基于局部状态感知的无人艇深度强化学习路径规划

会鑫; 王宁; 王帅

doi:10.19693/j.issn.1673-3185.04390

摘要:

目的针对海上搜救任务中无人艇感知范围有限导致的路径规划效率低、鲁棒性差的问题，提出一种基于局部状态感知的无人艇路径规划方法。

方法首先，采用Soft Actor-Critic算法，设计基于局部感知的奖励函数，并结合特征增强训练方法，通过提取环境关键特征并在随机特征环境中训练，提升有限感知条件下的路径规划采样效率和鲁棒性。然后，提出一种基于局部感知域的迭代航路点规划方法，有效协调局部与全局目标，最终实现在海上搜救任务中的高效路径规划。

结果仿真结果显示，所提出的方法在特征环境中路径规划成功率达到98%以上，且在海上搜救任务中完成率超过93%，对不确定环境表现出了较好的鲁棒性和适应性。

结论所提出的基于局部状态感知的无人艇路径规划方法解决了深度强化学习在海上搜救任务中应用问题，可为强化学习算法在实际工程中的应用提供技术支持。

Abstract:

Objective Maritime rescue missions require efficient and reliable path planning for unmanned surface vehicles (USVs). However, these missions are challenged by the limited sensing capabilities of USVs operating in vast and uncertain environments with randomly distributed obstacles. This study addresses the issues of low path planning efficiency and poor robustness resulting from restricted perception range. To tackle these challenges, a novel local observation-based path planning approach is proposed for USVs in maritime rescue missions.

:: 记录信息 ::
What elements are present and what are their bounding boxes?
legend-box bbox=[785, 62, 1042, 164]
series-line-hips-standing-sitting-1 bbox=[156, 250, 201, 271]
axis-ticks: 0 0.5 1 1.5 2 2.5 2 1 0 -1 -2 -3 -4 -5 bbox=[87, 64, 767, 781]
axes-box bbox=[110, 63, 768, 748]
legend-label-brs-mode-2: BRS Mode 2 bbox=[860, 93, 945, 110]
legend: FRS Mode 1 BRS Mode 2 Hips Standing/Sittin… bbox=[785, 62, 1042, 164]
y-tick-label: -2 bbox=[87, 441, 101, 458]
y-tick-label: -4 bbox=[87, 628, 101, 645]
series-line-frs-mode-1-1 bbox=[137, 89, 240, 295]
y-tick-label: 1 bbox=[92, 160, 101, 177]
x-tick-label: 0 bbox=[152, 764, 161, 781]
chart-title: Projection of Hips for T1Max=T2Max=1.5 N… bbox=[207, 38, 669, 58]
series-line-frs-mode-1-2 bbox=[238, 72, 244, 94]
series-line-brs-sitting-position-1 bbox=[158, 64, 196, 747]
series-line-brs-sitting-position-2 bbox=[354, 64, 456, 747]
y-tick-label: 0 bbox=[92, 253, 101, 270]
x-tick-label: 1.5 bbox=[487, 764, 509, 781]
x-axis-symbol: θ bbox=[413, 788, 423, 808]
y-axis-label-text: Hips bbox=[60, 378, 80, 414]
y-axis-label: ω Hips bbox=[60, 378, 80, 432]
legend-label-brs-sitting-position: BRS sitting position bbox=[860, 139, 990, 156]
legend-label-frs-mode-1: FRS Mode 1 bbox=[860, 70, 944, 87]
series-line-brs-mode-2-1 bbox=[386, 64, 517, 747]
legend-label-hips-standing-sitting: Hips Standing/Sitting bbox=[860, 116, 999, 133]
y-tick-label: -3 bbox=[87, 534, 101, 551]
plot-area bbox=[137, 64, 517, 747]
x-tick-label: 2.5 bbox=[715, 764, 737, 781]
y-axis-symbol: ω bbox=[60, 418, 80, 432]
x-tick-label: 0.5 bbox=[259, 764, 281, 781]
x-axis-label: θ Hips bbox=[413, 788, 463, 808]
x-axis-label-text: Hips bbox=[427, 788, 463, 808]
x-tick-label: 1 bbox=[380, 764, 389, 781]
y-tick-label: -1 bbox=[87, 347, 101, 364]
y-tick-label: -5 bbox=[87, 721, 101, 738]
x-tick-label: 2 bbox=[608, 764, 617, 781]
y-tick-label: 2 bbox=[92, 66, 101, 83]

:: 练习要求 ::
重写所给文本的一段，从含有“方法首先，采用Soft Ac”的地方开始，到“际工程中的应用提供技术支持。”为止，并把其中的“鲁棒性”替换为“稳健性”。

:: 完整回答 ::
方法首先，采用Soft Actor-Critic算法，设计基于局部感知的奖励函数，并结合特征增强训练方法，通过提取环境关键特征并在随机特征环境中训练，提升有限感知条件下的路径规划采样效率和稳健性。然后，提出一种基于局部感知域的迭代航路点规划方法，有效协调局部与全局目标，最终实现在海上搜救任务中的高效路径规划。

结果仿真结果显示，所提出的方法在特征环境中路径规划成功率达到98%以上，且在海上搜救任务中完成率超过93%，对不确定环境表现出了较好的稳健性和适应性。

结论所提出的基于局部状态感知的无人艇路径规划方法解决了深度强化学习在海上搜救任务中应用问题，可为强化学习算法在实际工程中的应用提供技术支持。